| Task details |
Every entry below must be retyped exactly, and the pictures must be left out.

------------------------------------------------------------

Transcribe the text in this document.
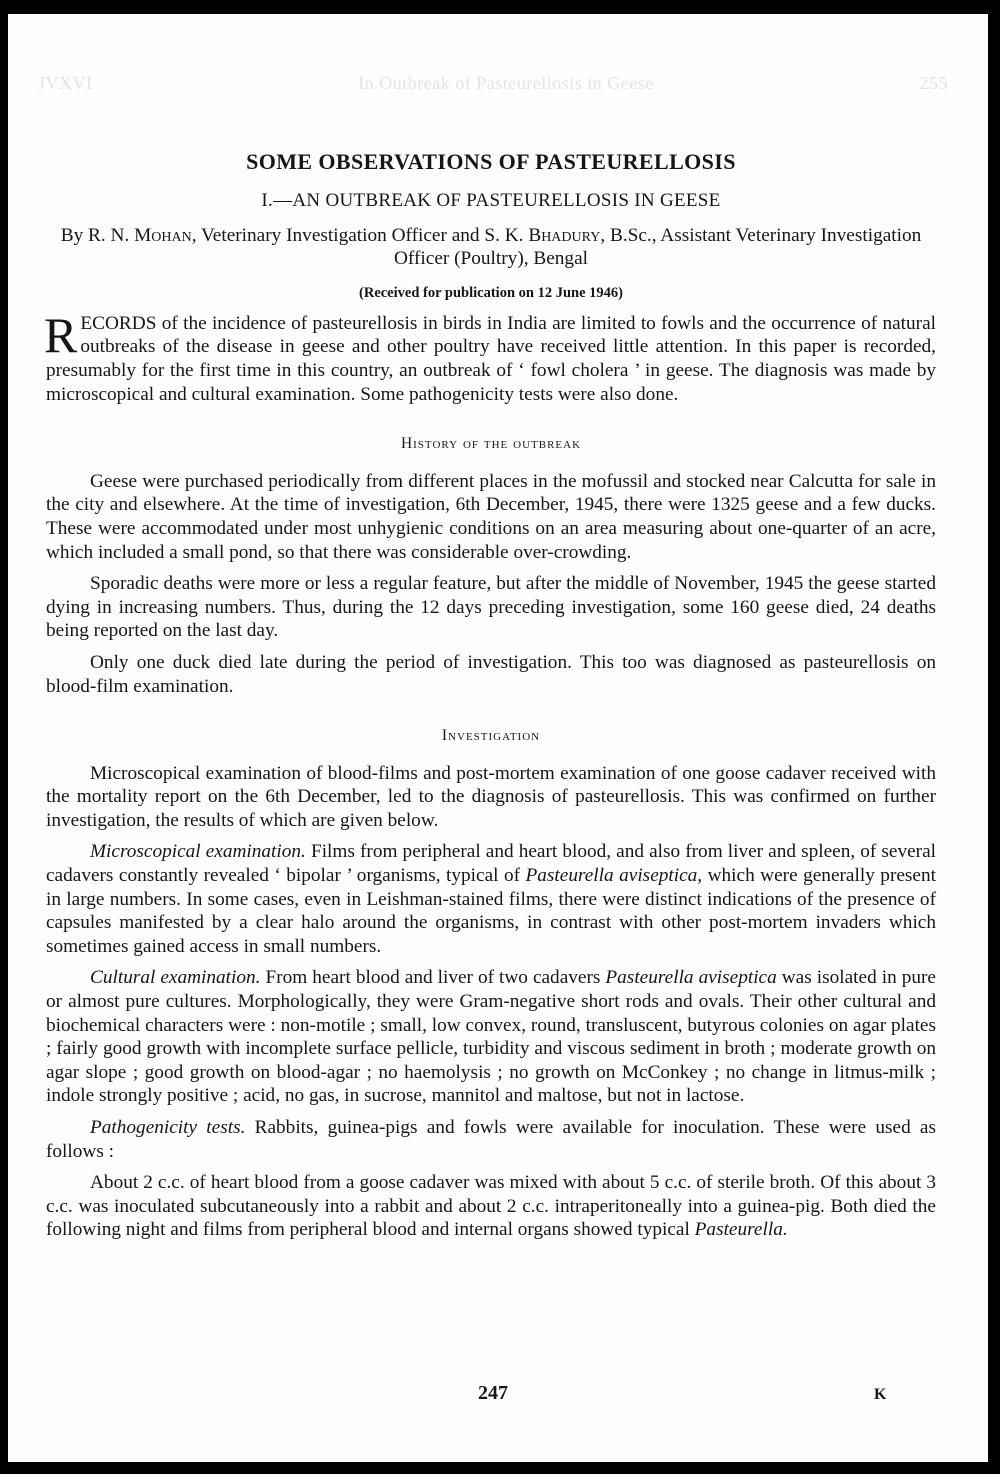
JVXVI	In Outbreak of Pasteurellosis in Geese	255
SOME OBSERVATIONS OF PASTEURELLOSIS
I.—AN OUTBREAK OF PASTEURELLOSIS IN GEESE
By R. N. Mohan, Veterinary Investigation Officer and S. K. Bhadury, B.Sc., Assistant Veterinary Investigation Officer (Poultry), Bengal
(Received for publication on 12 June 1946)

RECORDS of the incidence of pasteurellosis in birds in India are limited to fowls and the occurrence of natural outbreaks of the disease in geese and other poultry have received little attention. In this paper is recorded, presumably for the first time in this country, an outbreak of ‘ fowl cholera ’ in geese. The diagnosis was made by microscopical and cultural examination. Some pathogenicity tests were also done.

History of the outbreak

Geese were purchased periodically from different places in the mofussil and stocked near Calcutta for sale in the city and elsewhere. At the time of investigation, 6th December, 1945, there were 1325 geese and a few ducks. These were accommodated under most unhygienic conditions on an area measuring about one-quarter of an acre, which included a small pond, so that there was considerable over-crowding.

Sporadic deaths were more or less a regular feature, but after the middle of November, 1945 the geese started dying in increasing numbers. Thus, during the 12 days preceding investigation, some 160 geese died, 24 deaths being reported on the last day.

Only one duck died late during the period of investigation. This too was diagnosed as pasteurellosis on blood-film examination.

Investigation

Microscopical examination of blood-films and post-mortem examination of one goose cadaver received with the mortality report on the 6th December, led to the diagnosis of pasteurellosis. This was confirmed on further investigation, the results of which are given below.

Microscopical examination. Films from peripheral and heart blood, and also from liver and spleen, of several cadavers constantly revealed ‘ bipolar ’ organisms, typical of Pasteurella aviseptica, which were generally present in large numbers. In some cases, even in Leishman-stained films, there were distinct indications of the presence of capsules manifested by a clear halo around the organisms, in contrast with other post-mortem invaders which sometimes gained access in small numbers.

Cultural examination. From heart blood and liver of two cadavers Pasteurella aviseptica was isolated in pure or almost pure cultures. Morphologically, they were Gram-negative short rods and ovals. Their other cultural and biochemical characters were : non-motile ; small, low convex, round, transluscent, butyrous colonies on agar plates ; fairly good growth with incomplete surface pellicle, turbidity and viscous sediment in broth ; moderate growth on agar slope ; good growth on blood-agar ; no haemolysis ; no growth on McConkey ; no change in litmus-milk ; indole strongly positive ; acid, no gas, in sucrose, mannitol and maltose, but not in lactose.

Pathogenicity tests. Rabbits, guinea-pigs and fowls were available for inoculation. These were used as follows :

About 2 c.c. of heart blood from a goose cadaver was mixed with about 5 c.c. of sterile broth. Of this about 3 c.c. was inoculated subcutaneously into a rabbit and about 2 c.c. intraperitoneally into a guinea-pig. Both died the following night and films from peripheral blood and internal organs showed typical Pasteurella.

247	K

------------------------------------------------------------

| Solution for this problem |
Transcribe the text in this document.
JVXVI	In Outbreak of Pasteurellosis in Geese	255
SOME OBSERVATIONS OF PASTEURELLOSIS
I.—AN OUTBREAK OF PASTEURELLOSIS IN GEESE
By R. N. Mohan, Veterinary Investigation Officer and S. K. Bhadury, B.Sc., Assistant Veterinary Investigation Officer (Poultry), Bengal
(Received for publication on 12 June 1946)

RECORDS of the incidence of pasteurellosis in birds in India are limited to fowls and the occurrence of natural outbreaks of the disease in geese and other poultry have received little attention. In this paper is recorded, presumably for the first time in this country, an outbreak of ‘ fowl cholera ’ in geese. The diagnosis was made by microscopical and cultural examination. Some pathogenicity tests were also done.

History of the outbreak

Geese were purchased periodically from different places in the mofussil and stocked near Calcutta for sale in the city and elsewhere. At the time of investigation, 6th December, 1945, there were 1325 geese and a few ducks. These were accommodated under most unhygienic conditions on an area measuring about one-quarter of an acre, which included a small pond, so that there was considerable over-crowding.

Sporadic deaths were more or less a regular feature, but after the middle of November, 1945 the geese started dying in increasing numbers. Thus, during the 12 days preceding investigation, some 160 geese died, 24 deaths being reported on the last day.

Only one duck died late during the period of investigation. This too was diagnosed as pasteurellosis on blood-film examination.

Investigation

Microscopical examination of blood-films and post-mortem examination of one goose cadaver received with the mortality report on the 6th December, led to the diagnosis of pasteurellosis. This was confirmed on further investigation, the results of which are given below.

Microscopical examination. Films from peripheral and heart blood, and also from liver and spleen, of several cadavers constantly revealed ‘ bipolar ’ organisms, typical of Pasteurella aviseptica, which were generally present in large numbers. In some cases, even in Leishman-stained films, there were distinct indications of the presence of capsules manifested by a clear halo around the organisms, in contrast with other post-mortem invaders which sometimes gained access in small numbers.

Cultural examination. From heart blood and liver of two cadavers Pasteurella aviseptica was isolated in pure or almost pure cultures. Morphologically, they were Gram-negative short rods and ovals. Their other cultural and biochemical characters were : non-motile ; small, low convex, round, transluscent, butyrous colonies on agar plates ; fairly good growth with incomplete surface pellicle, turbidity and viscous sediment in broth ; moderate growth on agar slope ; good growth on blood-agar ; no haemolysis ; no growth on McConkey ; no change in litmus-milk ; indole strongly positive ; acid, no gas, in sucrose, mannitol and maltose, but not in lactose.

Pathogenicity tests. Rabbits, guinea-pigs and fowls were available for inoculation. These were used as follows :

About 2 c.c. of heart blood from a goose cadaver was mixed with about 5 c.c. of sterile broth. Of this about 3 c.c. was inoculated subcutaneously into a rabbit and about 2 c.c. intraperitoneally into a guinea-pig. Both died the following night and films from peripheral blood and internal organs showed typical Pasteurella.

247	K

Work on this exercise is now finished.